-- BEGIN Task inputs --

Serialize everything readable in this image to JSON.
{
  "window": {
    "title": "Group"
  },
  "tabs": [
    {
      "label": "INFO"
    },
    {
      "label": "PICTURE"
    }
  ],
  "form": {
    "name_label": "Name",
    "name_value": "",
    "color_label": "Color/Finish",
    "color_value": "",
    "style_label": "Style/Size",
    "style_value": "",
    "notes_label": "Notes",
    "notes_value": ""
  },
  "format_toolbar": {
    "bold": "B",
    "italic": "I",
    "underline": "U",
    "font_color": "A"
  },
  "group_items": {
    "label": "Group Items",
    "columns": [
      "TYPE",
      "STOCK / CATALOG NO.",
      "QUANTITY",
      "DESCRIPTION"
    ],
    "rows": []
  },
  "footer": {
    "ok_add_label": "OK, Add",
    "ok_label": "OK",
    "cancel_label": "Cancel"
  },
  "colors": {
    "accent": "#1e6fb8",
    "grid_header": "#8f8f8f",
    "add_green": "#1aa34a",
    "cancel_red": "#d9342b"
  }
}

-- END Task inputs --

Work to do
Return every line of the material exactly.

Complete answer
Serialize everything readable in this image to JSON.
{
  "window": {
    "title": "Group"
  },
  "tabs": [
    {
      "label": "INFO"
    },
    {
      "label": "PICTURE"
    }
  ],
  "form": {
    "name_label": "Name",
    "name_value": "",
    "color_label": "Color/Finish",
    "color_value": "",
    "style_label": "Style/Size",
    "style_value": "",
    "notes_label": "Notes",
    "notes_value": ""
  },
  "format_toolbar": {
    "bold": "B",
    "italic": "I",
    "underline": "U",
    "font_color": "A"
  },
  "group_items": {
    "label": "Group Items",
    "columns": [
      "TYPE",
      "STOCK / CATALOG NO.",
      "QUANTITY",
      "DESCRIPTION"
    ],
    "rows": []
  },
  "footer": {
    "ok_add_label": "OK, Add",
    "ok_label": "OK",
    "cancel_label": "Cancel"
  },
  "colors": {
    "accent": "#1e6fb8",
    "grid_header": "#8f8f8f",
    "add_green": "#1aa34a",
    "cancel_red": "#d9342b"
  }
}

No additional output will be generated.